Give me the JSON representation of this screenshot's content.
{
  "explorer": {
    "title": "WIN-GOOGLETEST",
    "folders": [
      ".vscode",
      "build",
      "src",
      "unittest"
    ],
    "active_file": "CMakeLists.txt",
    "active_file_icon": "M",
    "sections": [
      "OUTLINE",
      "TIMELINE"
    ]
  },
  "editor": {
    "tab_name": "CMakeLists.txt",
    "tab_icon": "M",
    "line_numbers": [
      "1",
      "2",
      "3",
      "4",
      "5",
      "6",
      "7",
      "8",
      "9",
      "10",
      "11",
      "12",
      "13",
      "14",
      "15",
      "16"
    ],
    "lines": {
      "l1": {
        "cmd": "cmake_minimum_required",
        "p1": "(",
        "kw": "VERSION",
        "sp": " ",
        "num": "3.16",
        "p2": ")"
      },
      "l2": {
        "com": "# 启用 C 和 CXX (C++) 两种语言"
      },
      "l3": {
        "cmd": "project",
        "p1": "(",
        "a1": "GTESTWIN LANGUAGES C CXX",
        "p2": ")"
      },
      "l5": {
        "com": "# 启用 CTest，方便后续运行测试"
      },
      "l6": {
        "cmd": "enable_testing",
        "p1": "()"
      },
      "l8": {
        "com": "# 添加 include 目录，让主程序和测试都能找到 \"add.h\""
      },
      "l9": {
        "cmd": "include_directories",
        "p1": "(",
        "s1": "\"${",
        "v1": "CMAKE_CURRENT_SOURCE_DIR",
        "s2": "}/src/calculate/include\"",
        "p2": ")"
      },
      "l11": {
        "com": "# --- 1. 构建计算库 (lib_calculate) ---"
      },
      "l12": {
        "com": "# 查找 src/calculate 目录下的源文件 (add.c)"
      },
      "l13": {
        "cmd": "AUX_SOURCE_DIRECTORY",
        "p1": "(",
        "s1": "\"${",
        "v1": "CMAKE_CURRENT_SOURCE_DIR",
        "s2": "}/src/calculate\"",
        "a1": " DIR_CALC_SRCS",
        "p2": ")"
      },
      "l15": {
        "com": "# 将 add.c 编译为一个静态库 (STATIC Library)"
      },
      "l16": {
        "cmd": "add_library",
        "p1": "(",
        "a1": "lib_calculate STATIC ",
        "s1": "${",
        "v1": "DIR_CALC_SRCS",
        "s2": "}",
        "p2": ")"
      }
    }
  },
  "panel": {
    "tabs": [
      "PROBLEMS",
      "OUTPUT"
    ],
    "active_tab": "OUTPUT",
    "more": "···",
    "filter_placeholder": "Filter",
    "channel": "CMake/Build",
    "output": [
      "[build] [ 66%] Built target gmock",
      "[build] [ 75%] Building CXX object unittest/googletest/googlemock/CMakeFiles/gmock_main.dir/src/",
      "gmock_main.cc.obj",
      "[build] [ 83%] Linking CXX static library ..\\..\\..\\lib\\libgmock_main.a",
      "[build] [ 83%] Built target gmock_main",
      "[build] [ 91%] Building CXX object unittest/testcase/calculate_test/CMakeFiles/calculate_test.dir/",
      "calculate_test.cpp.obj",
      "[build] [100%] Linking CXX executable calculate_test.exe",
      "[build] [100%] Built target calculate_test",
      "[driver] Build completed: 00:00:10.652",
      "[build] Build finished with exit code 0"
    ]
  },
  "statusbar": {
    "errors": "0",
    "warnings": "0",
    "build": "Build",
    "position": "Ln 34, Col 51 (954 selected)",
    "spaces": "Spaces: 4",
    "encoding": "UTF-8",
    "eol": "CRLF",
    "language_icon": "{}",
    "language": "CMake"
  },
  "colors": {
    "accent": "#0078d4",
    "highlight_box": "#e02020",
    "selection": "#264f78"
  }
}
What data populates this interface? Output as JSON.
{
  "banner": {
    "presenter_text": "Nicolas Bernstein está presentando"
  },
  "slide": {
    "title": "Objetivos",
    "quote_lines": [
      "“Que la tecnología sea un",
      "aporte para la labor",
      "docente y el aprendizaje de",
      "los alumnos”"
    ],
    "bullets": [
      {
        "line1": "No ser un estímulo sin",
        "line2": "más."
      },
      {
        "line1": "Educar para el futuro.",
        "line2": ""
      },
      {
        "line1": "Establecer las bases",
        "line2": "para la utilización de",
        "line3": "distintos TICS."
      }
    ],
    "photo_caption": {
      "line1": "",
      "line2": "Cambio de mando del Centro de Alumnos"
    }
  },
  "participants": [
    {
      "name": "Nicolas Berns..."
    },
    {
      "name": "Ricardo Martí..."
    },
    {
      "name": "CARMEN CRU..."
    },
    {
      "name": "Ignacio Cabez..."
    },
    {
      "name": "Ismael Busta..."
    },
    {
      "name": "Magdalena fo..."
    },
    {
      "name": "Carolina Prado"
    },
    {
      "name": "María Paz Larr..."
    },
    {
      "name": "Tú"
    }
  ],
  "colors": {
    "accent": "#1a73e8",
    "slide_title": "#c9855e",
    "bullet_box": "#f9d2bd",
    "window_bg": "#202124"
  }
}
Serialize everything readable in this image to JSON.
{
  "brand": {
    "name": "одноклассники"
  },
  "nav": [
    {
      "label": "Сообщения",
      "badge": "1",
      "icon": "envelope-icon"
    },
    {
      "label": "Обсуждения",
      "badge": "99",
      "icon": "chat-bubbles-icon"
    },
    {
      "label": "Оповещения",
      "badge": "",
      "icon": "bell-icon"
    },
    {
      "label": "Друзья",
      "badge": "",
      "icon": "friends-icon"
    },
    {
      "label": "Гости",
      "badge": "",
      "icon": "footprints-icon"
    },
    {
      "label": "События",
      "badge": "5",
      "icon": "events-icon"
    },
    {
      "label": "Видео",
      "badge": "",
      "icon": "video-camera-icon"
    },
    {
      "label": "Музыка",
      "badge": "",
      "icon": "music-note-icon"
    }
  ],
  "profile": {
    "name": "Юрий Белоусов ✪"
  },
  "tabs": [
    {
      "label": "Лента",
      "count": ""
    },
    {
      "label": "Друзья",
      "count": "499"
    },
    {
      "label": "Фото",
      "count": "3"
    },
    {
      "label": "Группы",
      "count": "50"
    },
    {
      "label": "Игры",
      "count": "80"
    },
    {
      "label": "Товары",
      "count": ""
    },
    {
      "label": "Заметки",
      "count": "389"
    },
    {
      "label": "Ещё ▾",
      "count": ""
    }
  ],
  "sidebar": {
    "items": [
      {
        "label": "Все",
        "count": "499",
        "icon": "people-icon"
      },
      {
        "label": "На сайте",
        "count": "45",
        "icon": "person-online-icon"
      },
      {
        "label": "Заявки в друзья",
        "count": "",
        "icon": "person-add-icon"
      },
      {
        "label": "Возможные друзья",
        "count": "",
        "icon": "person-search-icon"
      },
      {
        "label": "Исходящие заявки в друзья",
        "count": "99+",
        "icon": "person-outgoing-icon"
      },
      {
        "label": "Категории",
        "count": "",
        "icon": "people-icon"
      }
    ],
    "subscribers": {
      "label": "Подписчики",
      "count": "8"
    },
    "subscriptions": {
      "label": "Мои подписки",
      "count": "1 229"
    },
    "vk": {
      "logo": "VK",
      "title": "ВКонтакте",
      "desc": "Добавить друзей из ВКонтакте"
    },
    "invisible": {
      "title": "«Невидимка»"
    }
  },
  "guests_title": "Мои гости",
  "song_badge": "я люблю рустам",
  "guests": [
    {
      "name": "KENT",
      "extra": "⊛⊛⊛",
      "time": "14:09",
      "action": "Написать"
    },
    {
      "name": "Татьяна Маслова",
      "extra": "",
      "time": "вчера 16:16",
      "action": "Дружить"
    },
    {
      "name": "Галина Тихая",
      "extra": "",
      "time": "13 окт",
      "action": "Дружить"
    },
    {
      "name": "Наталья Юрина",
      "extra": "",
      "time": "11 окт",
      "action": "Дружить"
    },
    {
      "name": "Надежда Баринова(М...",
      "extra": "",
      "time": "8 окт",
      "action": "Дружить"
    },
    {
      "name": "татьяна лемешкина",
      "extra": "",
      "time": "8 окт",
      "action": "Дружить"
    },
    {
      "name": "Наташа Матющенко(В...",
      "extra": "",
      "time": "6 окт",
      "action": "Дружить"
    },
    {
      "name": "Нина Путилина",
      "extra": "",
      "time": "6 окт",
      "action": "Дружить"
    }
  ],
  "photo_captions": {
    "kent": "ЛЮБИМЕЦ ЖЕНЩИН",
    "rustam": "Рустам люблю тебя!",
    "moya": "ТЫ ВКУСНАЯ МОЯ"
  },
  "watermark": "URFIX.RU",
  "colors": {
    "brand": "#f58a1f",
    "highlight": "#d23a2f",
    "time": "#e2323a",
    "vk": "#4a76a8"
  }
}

----

Copy all lines from the data that hold the word "CMakeLists".

    "active_file": "CMakeLists.txt",
    "tab_name": "CMakeLists.txt",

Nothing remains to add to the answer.